### Stored data
--
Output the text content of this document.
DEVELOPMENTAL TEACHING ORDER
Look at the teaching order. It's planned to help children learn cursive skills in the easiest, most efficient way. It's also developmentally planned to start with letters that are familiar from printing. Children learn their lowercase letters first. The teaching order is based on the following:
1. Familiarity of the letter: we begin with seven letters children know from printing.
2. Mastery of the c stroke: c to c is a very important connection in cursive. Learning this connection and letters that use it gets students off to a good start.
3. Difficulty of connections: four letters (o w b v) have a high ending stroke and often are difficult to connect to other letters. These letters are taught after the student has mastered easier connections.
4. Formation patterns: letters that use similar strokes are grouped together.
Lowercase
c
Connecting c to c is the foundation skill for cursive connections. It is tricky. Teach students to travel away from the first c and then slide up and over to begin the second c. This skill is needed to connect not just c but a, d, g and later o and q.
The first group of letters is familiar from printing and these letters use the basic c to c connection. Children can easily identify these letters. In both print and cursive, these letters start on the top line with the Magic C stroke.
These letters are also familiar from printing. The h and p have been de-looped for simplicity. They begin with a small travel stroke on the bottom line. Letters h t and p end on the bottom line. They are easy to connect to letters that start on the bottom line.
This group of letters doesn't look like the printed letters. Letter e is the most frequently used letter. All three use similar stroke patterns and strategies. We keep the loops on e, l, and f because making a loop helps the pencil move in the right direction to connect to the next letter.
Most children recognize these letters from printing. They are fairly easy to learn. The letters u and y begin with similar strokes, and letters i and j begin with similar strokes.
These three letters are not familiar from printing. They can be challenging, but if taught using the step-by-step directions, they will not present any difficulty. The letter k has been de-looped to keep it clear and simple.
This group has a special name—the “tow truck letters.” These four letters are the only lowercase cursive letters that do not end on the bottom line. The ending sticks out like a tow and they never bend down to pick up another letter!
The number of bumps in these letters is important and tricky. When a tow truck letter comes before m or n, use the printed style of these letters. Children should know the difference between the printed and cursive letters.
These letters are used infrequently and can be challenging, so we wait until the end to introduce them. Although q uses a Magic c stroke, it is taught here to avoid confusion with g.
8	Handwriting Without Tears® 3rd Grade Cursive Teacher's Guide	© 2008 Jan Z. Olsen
--
### Written instruction
Retype the records in full. Keep every line identical to the original.

### Complete output
Output the text content of this document.
DEVELOPMENTAL TEACHING ORDER
Look at the teaching order. It's planned to help children learn cursive skills in the easiest, most efficient way. It's also developmentally planned to start with letters that are familiar from printing. Children learn their lowercase letters first. The teaching order is based on the following:
1. Familiarity of the letter: we begin with seven letters children know from printing.
2. Mastery of the c stroke: c to c is a very important connection in cursive. Learning this connection and letters that use it gets students off to a good start.
3. Difficulty of connections: four letters (o w b v) have a high ending stroke and often are difficult to connect to other letters. These letters are taught after the student has mastered easier connections.
4. Formation patterns: letters that use similar strokes are grouped together.
Lowercase
c
Connecting c to c is the foundation skill for cursive connections. It is tricky. Teach students to travel away from the first c and then slide up and over to begin the second c. This skill is needed to connect not just c but a, d, g and later o and q.
The first group of letters is familiar from printing and these letters use the basic c to c connection. Children can easily identify these letters. In both print and cursive, these letters start on the top line with the Magic C stroke.
These letters are also familiar from printing. The h and p have been de-looped for simplicity. They begin with a small travel stroke on the bottom line. Letters h t and p end on the bottom line. They are easy to connect to letters that start on the bottom line.
This group of letters doesn't look like the printed letters. Letter e is the most frequently used letter. All three use similar stroke patterns and strategies. We keep the loops on e, l, and f because making a loop helps the pencil move in the right direction to connect to the next letter.
Most children recognize these letters from printing. They are fairly easy to learn. The letters u and y begin with similar strokes, and letters i and j begin with similar strokes.
These three letters are not familiar from printing. They can be challenging, but if taught using the step-by-step directions, they will not present any difficulty. The letter k has been de-looped to keep it clear and simple.
This group has a special name—the “tow truck letters.” These four letters are the only lowercase cursive letters that do not end on the bottom line. The ending sticks out like a tow and they never bend down to pick up another letter!
The number of bumps in these letters is important and tricky. When a tow truck letter comes before m or n, use the printed style of these letters. Children should know the difference between the printed and cursive letters.
These letters are used infrequently and can be challenging, so we wait until the end to introduce them. Although q uses a Magic c stroke, it is taught here to avoid confusion with g.
8	Handwriting Without Tears® 3rd Grade Cursive Teacher's Guide	© 2008 Jan Z. Olsen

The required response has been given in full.